Locate the word "name" in the material, then show every line that holds it.

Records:

————

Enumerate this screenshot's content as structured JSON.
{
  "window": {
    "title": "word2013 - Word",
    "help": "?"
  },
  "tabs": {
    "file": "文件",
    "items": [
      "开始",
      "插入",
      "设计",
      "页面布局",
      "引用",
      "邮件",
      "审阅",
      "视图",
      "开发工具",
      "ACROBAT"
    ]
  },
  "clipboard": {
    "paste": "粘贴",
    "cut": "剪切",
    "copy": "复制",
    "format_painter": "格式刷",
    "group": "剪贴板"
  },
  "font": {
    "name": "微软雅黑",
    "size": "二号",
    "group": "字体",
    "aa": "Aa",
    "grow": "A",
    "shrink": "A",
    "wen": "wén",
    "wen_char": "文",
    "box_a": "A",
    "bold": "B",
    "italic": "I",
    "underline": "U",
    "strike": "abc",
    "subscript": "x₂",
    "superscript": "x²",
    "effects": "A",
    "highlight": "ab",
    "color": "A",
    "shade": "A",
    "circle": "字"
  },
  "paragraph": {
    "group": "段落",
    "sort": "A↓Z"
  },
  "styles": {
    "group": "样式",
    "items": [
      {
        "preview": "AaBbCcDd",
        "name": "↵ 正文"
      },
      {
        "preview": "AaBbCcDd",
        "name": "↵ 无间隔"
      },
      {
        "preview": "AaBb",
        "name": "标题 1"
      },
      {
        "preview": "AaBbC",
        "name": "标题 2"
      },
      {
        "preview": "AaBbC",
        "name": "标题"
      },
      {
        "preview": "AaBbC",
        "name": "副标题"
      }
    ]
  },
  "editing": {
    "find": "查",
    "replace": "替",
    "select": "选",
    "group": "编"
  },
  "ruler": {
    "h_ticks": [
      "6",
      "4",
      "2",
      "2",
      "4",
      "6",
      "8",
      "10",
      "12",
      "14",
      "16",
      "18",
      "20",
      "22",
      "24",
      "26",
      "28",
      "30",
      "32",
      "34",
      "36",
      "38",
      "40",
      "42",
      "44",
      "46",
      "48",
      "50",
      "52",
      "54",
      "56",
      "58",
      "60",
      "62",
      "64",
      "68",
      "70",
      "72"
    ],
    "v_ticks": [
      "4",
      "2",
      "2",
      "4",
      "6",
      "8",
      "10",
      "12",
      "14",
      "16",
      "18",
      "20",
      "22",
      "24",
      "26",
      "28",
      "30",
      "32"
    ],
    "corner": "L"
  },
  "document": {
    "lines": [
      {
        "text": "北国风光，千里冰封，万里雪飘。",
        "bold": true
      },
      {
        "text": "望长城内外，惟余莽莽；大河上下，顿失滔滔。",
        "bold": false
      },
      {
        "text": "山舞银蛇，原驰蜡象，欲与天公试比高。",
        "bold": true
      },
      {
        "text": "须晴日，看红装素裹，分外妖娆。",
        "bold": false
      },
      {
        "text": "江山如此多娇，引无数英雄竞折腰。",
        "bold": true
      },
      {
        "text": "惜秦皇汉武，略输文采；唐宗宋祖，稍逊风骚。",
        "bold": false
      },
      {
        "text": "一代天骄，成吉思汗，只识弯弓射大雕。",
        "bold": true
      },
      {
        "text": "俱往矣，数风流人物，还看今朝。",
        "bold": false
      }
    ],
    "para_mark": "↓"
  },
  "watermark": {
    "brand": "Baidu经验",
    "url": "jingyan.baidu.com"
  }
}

————

### [Problem solution]
    "name": "微软雅黑",
        "name": "↵ 正文"
        "name": "↵ 无间隔"
        "name": "标题 1"
        "name": "标题 2"
        "name": "标题"
        "name": "副标题"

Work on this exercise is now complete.